**What you will do:** Output every entry exactly as written, skipping any pictures.

[Figure record extracts]

———

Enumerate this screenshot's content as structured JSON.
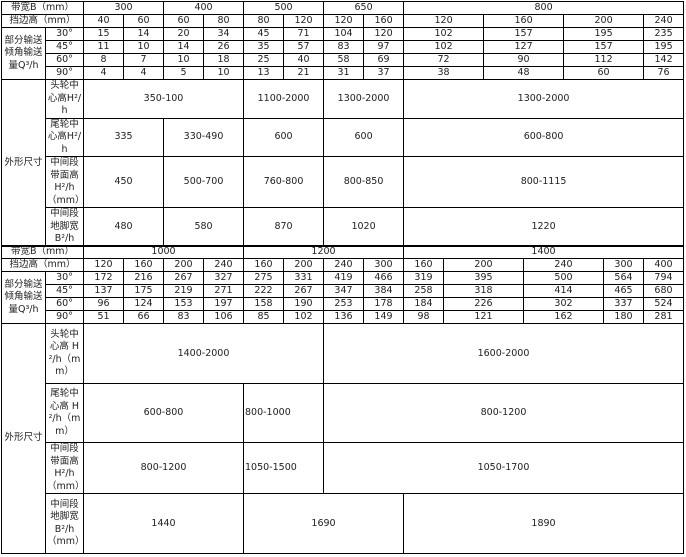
{
  "upper": {
    "width_label": "带宽B（mm）",
    "widths": [
      "300",
      "400",
      "500",
      "650",
      "800"
    ],
    "flange_label": "挡边高（mm）",
    "flanges": [
      "40",
      "60",
      "60",
      "80",
      "80",
      "120",
      "120",
      "160",
      "120",
      "160",
      "200",
      "240"
    ],
    "capacity_label": "部分输送倾角输送量Q³/h",
    "capacity": [
      {
        "angle": "30°",
        "values": [
          "15",
          "14",
          "20",
          "34",
          "45",
          "71",
          "104",
          "120",
          "102",
          "157",
          "195",
          "235"
        ]
      },
      {
        "angle": "45°",
        "values": [
          "11",
          "10",
          "14",
          "26",
          "35",
          "57",
          "83",
          "97",
          "102",
          "127",
          "157",
          "195"
        ]
      },
      {
        "angle": "60°",
        "values": [
          "8",
          "7",
          "10",
          "18",
          "25",
          "40",
          "58",
          "69",
          "72",
          "90",
          "112",
          "142"
        ]
      },
      {
        "angle": "90°",
        "values": [
          "4",
          "4",
          "5",
          "10",
          "13",
          "21",
          "31",
          "37",
          "38",
          "48",
          "60",
          "76"
        ]
      }
    ],
    "dims_label": "外形尺寸",
    "dims": [
      {
        "label": "头轮中心高H²/h",
        "values": [
          "350-100",
          "1100-2000",
          "1300-2000",
          "1300-2000"
        ]
      },
      {
        "label": "尾轮中心高H²/h",
        "values": [
          "335",
          "330-490",
          "600",
          "600",
          "600-800"
        ]
      },
      {
        "label": "中间段带面高H²/h（mm）",
        "values": [
          "450",
          "500-700",
          "760-800",
          "800-850",
          "800-1115"
        ]
      },
      {
        "label": "中间段地脚宽B²/h",
        "values": [
          "480",
          "580",
          "870",
          "1020",
          "1220"
        ]
      }
    ]
  },
  "lower": {
    "width_label": "带宽B（mm）",
    "widths": [
      "1000",
      "1200",
      "1400"
    ],
    "flange_label": "挡边高（mm）",
    "flanges": [
      "120",
      "160",
      "200",
      "240",
      "160",
      "200",
      "240",
      "300",
      "160",
      "200",
      "240",
      "300",
      "400"
    ],
    "capacity_label": "部分输送倾角输送量Q³/h",
    "capacity": [
      {
        "angle": "30°",
        "values": [
          "172",
          "216",
          "267",
          "327",
          "275",
          "331",
          "419",
          "466",
          "319",
          "395",
          "500",
          "564",
          "794"
        ]
      },
      {
        "angle": "45°",
        "values": [
          "137",
          "175",
          "219",
          "271",
          "222",
          "267",
          "347",
          "384",
          "258",
          "318",
          "414",
          "465",
          "680"
        ]
      },
      {
        "angle": "60°",
        "values": [
          "96",
          "124",
          "153",
          "197",
          "158",
          "190",
          "253",
          "178",
          "184",
          "226",
          "302",
          "337",
          "524"
        ]
      },
      {
        "angle": "90°",
        "values": [
          "51",
          "66",
          "83",
          "106",
          "85",
          "102",
          "136",
          "149",
          "98",
          "121",
          "162",
          "180",
          "281"
        ]
      }
    ],
    "dims_label": "外形尺寸",
    "dims": [
      {
        "label": "头轮中心高 H²/h（mm）",
        "values": [
          "1400-2000",
          "1600-2000"
        ]
      },
      {
        "label": "尾轮中心高 H²/h（mm）",
        "values": [
          "600-800",
          "800-1000",
          "800-1200"
        ]
      },
      {
        "label": "中间段带面高H²/h（mm）",
        "values": [
          "800-1200",
          "1050-1500",
          "1050-1700"
        ]
      },
      {
        "label": "中间段地脚宽 B²/h（mm）",
        "values": [
          "1440",
          "1690",
          "1890"
        ]
      }
    ]
  }
}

———

**Task response:**
Enumerate this screenshot's content as structured JSON.
{
  "upper": {
    "width_label": "带宽B（mm）",
    "widths": [
      "300",
      "400",
      "500",
      "650",
      "800"
    ],
    "flange_label": "挡边高（mm）",
    "flanges": [
      "40",
      "60",
      "60",
      "80",
      "80",
      "120",
      "120",
      "160",
      "120",
      "160",
      "200",
      "240"
    ],
    "capacity_label": "部分输送倾角输送量Q³/h",
    "capacity": [
      {
        "angle": "30°",
        "values": [
          "15",
          "14",
          "20",
          "34",
          "45",
          "71",
          "104",
          "120",
          "102",
          "157",
          "195",
          "235"
        ]
      },
      {
        "angle": "45°",
        "values": [
          "11",
          "10",
          "14",
          "26",
          "35",
          "57",
          "83",
          "97",
          "102",
          "127",
          "157",
          "195"
        ]
      },
      {
        "angle": "60°",
        "values": [
          "8",
          "7",
          "10",
          "18",
          "25",
          "40",
          "58",
          "69",
          "72",
          "90",
          "112",
          "142"
        ]
      },
      {
        "angle": "90°",
        "values": [
          "4",
          "4",
          "5",
          "10",
          "13",
          "21",
          "31",
          "37",
          "38",
          "48",
          "60",
          "76"
        ]
      }
    ],
    "dims_label": "外形尺寸",
    "dims": [
      {
        "label": "头轮中心高H²/h",
        "values": [
          "350-100",
          "1100-2000",
          "1300-2000",
          "1300-2000"
        ]
      },
      {
        "label": "尾轮中心高H²/h",
        "values": [
          "335",
          "330-490",
          "600",
          "600",
          "600-800"
        ]
      },
      {
        "label": "中间段带面高H²/h（mm）",
        "values": [
          "450",
          "500-700",
          "760-800",
          "800-850",
          "800-1115"
        ]
      },
      {
        "label": "中间段地脚宽B²/h",
        "values": [
          "480",
          "580",
          "870",
          "1020",
          "1220"
        ]
      }
    ]
  },
  "lower": {
    "width_label": "带宽B（mm）",
    "widths": [
      "1000",
      "1200",
      "1400"
    ],
    "flange_label": "挡边高（mm）",
    "flanges": [
      "120",
      "160",
      "200",
      "240",
      "160",
      "200",
      "240",
      "300",
      "160",
      "200",
      "240",
      "300",
      "400"
    ],
    "capacity_label": "部分输送倾角输送量Q³/h",
    "capacity": [
      {
        "angle": "30°",
        "values": [
          "172",
          "216",
          "267",
          "327",
          "275",
          "331",
          "419",
          "466",
          "319",
          "395",
          "500",
          "564",
          "794"
        ]
      },
      {
        "angle": "45°",
        "values": [
          "137",
          "175",
          "219",
          "271",
          "222",
          "267",
          "347",
          "384",
          "258",
          "318",
          "414",
          "465",
          "680"
        ]
      },
      {
        "angle": "60°",
        "values": [
          "96",
          "124",
          "153",
          "197",
          "158",
          "190",
          "253",
          "178",
          "184",
          "226",
          "302",
          "337",
          "524"
        ]
      },
      {
        "angle": "90°",
        "values": [
          "51",
          "66",
          "83",
          "106",
          "85",
          "102",
          "136",
          "149",
          "98",
          "121",
          "162",
          "180",
          "281"
        ]
      }
    ],
    "dims_label": "外形尺寸",
    "dims": [
      {
        "label": "头轮中心高 H²/h（mm）",
        "values": [
          "1400-2000",
          "1600-2000"
        ]
      },
      {
        "label": "尾轮中心高 H²/h（mm）",
        "values": [
          "600-800",
          "800-1000",
          "800-1200"
        ]
      },
      {
        "label": "中间段带面高H²/h（mm）",
        "values": [
          "800-1200",
          "1050-1500",
          "1050-1700"
        ]
      },
      {
        "label": "中间段地脚宽 B²/h（mm）",
        "values": [
          "1440",
          "1690",
          "1890"
        ]
      }
    ]
  }
}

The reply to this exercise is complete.